**TASK REQUIREMENTS:** In the text on Roman painting, which ancient writer is cited as showing that Triumphal Paintings appeared from the 3rd century BC?

**DOCUMENT SEGMENT:**
The earlier group are "among the most vivid portraits to survive from Early Christian times. They stare out at us with an extraordinary stern and melancholy intensity",[25] and represent the best surviving indications of what high quality Roman portraiture could achieve in paint. The Gennadios medallion in the Metropolitan Museum of Art in New York, is a fine example of an Alexandrian portrait on blue glass, using a rather more complex technique and naturalistic style than most Late Roman examples, including painting onto the gold to create shading, and with the Greek inscription showing local dialect features. He had perhaps been given or commissioned the piece to celebrate victory in a musical competition.[26] One of the most famous Alexandrian-style portrait medallions, with an inscription in Egyptian Greek, was later mounted in an Early Medieval crux gemmata in Brescia, in the mistaken belief that it showed the pious empress and Gothic queen Galla Placida and her children;[27] in fact the knot in the central figure's dress may mark a devotee of Isis.[28] This is one of a group of 14 pieces dating to the 3rd century AD, all individualized secular portraits of high quality.[29] The inscription on the medallion is written in the Alexandrian dialect of Greek and hence most likely depicts a family from Roman Egypt.[30] The medallion has also been compared to other works of contemporaneous Roman-Egyptian artwork, such as the Fayum mummy portraits.[22] It is thought that the tiny detail of pieces such as these can only have been achieved using lenses.[31] The later glasses from the catacombs have a level of portraiture that is rudimentary, with features, hairstyles and clothes all following stereotypical styles.[32]

Genre scenes

Roman genre scenes generally depict Romans at leisure and include gambling, music and sexual encounters. Some scenes depict gods and goddesses at leisure.[8][12]

Triumphal paintings

Roman fresco from the Villa Boscoreale, 43–30 BC, Metropolitan Museum of Art
Roman fresco from the Villa Boscoreale, 43–30 BC, Metropolitan Museum of Art
Roman fresco with a banquet scene from the Casa dei Casti Amanti, Pompeii
Roman fresco with a banquet scene from the Casa dei Casti Amanti, Pompeii

From the 3rd century BC, a specific genre known as Triumphal Paintings appeared, as indicated by Pliny (XXXV, 22).[33] These were paintings which showed triumphal entries after military victories, represented episodes from the war, and conquered regions and cities. Summary maps were drawn to highlight key points of the campaign. Josephus describes the painting executed on the occasion of Vespasian and Titus's sack of Jerusalem:

There was also wrought gold and ivory fastened about them all; and many resemblances of the war, and those in several ways, and variety of contrivances, affording a most lively portraiture of itself. For there was to be seen a happy country laid waste, and entire squadrons of enemies slain; while some of them ran away, and some were carried into captivity; with walls of great altitude and magnitude overthrown and ruined by machines; with the strongest fortifications taken, and the walls of most populous cities upon the tops of hills seized on, and an army pouring itself within the walls; as also every place full of slaughter, and supplications of the enemies, when they were no longer able to lift up their hands in way of opposition. Fire also sent upon temples was here represented, and houses overthrown, and falling upon their owners: rivers also, after they came out of a large and melancholy desert, ran down, not into a land cultivated, nor as drink for men, or for cattle, but through a land still on fire upon every side; for the Jews related that such a thing they had undergone during this war. Now the workmanship of these representations was so magnificent and lively in the construction of the things, that it exhibited what had been done to such as did not see it, as if they had been there really present. On the top of every one of these pageants was placed the commander of the city that was taken, and the manner wherein he was taken.[34]

These paintings have disappeared, but they likely influenced the composition of the historical reliefs carved on military sarcophagi, the Arch of Titus, and Trajan's Column. This evidence underscores the significance of landscape painting, which sometimes tended towards being perspective plans.

**DATA LISTING:**
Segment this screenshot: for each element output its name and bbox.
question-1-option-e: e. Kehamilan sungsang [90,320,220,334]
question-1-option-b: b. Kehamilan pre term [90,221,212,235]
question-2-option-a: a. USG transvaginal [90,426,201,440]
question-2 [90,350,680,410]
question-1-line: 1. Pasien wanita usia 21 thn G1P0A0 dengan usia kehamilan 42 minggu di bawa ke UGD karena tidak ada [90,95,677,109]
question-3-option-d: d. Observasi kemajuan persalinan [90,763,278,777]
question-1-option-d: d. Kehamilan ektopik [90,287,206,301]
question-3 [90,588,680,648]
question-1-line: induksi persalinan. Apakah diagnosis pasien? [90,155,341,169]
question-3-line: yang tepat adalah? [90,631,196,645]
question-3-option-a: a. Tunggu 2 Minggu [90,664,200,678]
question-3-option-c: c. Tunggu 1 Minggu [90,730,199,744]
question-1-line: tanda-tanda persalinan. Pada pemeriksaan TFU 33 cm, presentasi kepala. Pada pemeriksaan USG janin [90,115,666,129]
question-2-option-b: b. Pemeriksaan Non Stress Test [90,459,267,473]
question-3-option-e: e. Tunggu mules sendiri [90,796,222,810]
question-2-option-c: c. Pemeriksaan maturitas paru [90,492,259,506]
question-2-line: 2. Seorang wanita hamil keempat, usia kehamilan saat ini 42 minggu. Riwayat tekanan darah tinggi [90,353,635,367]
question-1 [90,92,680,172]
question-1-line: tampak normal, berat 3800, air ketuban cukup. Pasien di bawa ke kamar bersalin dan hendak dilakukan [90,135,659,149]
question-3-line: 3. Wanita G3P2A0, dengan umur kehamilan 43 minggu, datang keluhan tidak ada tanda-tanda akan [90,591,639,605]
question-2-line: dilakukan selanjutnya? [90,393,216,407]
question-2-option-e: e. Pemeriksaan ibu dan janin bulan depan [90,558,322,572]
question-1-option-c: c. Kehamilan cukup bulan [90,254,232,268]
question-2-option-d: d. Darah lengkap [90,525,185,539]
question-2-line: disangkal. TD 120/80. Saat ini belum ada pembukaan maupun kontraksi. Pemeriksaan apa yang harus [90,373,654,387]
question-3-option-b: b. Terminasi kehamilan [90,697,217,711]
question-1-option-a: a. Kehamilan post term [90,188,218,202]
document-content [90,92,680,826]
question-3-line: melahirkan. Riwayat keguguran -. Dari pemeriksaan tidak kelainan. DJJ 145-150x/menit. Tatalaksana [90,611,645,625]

**ANSWER IN FULL:** Pliny.